## Task to complete
The records are to be restated in their entirety, word for word.

## Items from a data source
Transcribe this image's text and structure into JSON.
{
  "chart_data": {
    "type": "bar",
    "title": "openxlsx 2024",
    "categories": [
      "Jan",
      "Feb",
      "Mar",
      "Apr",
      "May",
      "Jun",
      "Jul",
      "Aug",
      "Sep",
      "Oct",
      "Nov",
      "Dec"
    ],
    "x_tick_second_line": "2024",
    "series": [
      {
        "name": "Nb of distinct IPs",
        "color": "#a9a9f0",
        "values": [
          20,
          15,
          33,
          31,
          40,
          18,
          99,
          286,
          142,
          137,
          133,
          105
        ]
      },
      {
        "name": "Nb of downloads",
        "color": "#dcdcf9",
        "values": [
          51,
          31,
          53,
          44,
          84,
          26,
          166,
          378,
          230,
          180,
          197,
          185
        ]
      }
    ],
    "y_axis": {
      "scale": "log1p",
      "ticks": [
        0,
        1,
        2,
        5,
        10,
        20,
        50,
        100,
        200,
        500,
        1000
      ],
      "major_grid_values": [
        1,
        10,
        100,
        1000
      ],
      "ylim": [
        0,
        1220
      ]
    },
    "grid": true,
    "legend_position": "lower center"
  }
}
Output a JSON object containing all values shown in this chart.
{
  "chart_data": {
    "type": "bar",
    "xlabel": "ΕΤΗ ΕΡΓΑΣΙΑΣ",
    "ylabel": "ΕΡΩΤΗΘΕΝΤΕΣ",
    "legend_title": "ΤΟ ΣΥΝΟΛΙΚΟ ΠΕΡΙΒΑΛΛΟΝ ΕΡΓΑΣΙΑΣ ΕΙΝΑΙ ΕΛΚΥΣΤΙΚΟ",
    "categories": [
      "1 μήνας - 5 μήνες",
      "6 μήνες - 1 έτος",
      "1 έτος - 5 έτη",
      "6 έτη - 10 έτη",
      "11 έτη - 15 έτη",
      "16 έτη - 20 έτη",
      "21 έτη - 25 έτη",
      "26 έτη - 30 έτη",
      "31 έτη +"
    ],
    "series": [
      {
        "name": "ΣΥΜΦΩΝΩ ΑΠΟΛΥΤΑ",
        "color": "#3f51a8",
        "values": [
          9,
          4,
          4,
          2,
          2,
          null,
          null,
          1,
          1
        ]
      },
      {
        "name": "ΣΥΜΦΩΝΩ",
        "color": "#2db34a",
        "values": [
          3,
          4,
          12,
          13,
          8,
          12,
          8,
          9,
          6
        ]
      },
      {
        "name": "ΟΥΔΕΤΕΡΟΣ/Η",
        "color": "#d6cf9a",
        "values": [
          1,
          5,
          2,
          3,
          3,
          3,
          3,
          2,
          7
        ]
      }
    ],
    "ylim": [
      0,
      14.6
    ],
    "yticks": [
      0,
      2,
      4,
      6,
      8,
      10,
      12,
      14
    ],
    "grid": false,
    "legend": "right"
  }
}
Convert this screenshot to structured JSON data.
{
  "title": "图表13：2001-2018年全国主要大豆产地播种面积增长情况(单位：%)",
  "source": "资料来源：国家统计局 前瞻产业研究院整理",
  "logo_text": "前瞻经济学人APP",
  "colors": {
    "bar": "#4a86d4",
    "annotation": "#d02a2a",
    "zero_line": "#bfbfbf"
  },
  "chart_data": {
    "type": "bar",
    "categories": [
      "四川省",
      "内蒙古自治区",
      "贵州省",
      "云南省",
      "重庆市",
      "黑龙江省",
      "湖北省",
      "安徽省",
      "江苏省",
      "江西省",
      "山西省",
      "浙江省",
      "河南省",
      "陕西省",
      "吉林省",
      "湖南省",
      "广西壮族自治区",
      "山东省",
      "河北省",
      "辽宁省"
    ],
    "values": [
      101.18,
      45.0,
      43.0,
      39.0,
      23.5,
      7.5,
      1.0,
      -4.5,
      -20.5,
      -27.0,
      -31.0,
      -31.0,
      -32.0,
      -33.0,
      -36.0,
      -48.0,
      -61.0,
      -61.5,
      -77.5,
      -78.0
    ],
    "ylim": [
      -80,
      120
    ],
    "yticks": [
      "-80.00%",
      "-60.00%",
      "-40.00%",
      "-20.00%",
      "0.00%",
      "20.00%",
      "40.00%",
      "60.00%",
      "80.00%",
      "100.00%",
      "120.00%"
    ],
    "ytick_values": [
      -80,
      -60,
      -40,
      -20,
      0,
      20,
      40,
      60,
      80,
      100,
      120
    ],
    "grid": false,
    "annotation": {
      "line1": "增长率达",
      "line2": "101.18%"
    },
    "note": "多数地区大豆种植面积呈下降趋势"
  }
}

## Solution to this task
Transcribe this image's text and structure into JSON.
{
  "chart_data": {
    "type": "bar",
    "title": "openxlsx 2024",
    "categories": [
      "Jan",
      "Feb",
      "Mar",
      "Apr",
      "May",
      "Jun",
      "Jul",
      "Aug",
      "Sep",
      "Oct",
      "Nov",
      "Dec"
    ],
    "x_tick_second_line": "2024",
    "series": [
      {
        "name": "Nb of distinct IPs",
        "color": "#a9a9f0",
        "values": [
          20,
          15,
          33,
          31,
          40,
          18,
          99,
          286,
          142,
          137,
          133,
          105
        ]
      },
      {
        "name": "Nb of downloads",
        "color": "#dcdcf9",
        "values": [
          51,
          31,
          53,
          44,
          84,
          26,
          166,
          378,
          230,
          180,
          197,
          185
        ]
      }
    ],
    "y_axis": {
      "scale": "log1p",
      "ticks": [
        0,
        1,
        2,
        5,
        10,
        20,
        50,
        100,
        200,
        500,
        1000
      ],
      "major_grid_values": [
        1,
        10,
        100,
        1000
      ],
      "ylim": [
        0,
        1220
      ]
    },
    "grid": true,
    "legend_position": "lower center"
  }
}
Output a JSON object containing all values shown in this chart.
{
  "chart_data": {
    "type": "bar",
    "xlabel": "ΕΤΗ ΕΡΓΑΣΙΑΣ",
    "ylabel": "ΕΡΩΤΗΘΕΝΤΕΣ",
    "legend_title": "ΤΟ ΣΥΝΟΛΙΚΟ ΠΕΡΙΒΑΛΛΟΝ ΕΡΓΑΣΙΑΣ ΕΙΝΑΙ ΕΛΚΥΣΤΙΚΟ",
    "categories": [
      "1 μήνας - 5 μήνες",
      "6 μήνες - 1 έτος",
      "1 έτος - 5 έτη",
      "6 έτη - 10 έτη",
      "11 έτη - 15 έτη",
      "16 έτη - 20 έτη",
      "21 έτη - 25 έτη",
      "26 έτη - 30 έτη",
      "31 έτη +"
    ],
    "series": [
      {
        "name": "ΣΥΜΦΩΝΩ ΑΠΟΛΥΤΑ",
        "color": "#3f51a8",
        "values": [
          9,
          4,
          4,
          2,
          2,
          null,
          null,
          1,
          1
        ]
      },
      {
        "name": "ΣΥΜΦΩΝΩ",
        "color": "#2db34a",
        "values": [
          3,
          4,
          12,
          13,
          8,
          12,
          8,
          9,
          6
        ]
      },
      {
        "name": "ΟΥΔΕΤΕΡΟΣ/Η",
        "color": "#d6cf9a",
        "values": [
          1,
          5,
          2,
          3,
          3,
          3,
          3,
          2,
          7
        ]
      }
    ],
    "ylim": [
      0,
      14.6
    ],
    "yticks": [
      0,
      2,
      4,
      6,
      8,
      10,
      12,
      14
    ],
    "grid": false,
    "legend": "right"
  }
}
Convert this screenshot to structured JSON data.
{
  "title": "图表13：2001-2018年全国主要大豆产地播种面积增长情况(单位：%)",
  "source": "资料来源：国家统计局 前瞻产业研究院整理",
  "logo_text": "前瞻经济学人APP",
  "colors": {
    "bar": "#4a86d4",
    "annotation": "#d02a2a",
    "zero_line": "#bfbfbf"
  },
  "chart_data": {
    "type": "bar",
    "categories": [
      "四川省",
      "内蒙古自治区",
      "贵州省",
      "云南省",
      "重庆市",
      "黑龙江省",
      "湖北省",
      "安徽省",
      "江苏省",
      "江西省",
      "山西省",
      "浙江省",
      "河南省",
      "陕西省",
      "吉林省",
      "湖南省",
      "广西壮族自治区",
      "山东省",
      "河北省",
      "辽宁省"
    ],
    "values": [
      101.18,
      45.0,
      43.0,
      39.0,
      23.5,
      7.5,
      1.0,
      -4.5,
      -20.5,
      -27.0,
      -31.0,
      -31.0,
      -32.0,
      -33.0,
      -36.0,
      -48.0,
      -61.0,
      -61.5,
      -77.5,
      -78.0
    ],
    "ylim": [
      -80,
      120
    ],
    "yticks": [
      "-80.00%",
      "-60.00%",
      "-40.00%",
      "-20.00%",
      "0.00%",
      "20.00%",
      "40.00%",
      "60.00%",
      "80.00%",
      "100.00%",
      "120.00%"
    ],
    "ytick_values": [
      -80,
      -60,
      -40,
      -20,
      0,
      20,
      40,
      60,
      80,
      100,
      120
    ],
    "grid": false,
    "annotation": {
      "line1": "增长率达",
      "line2": "101.18%"
    },
    "note": "多数地区大豆种植面积呈下降趋势"
  }
}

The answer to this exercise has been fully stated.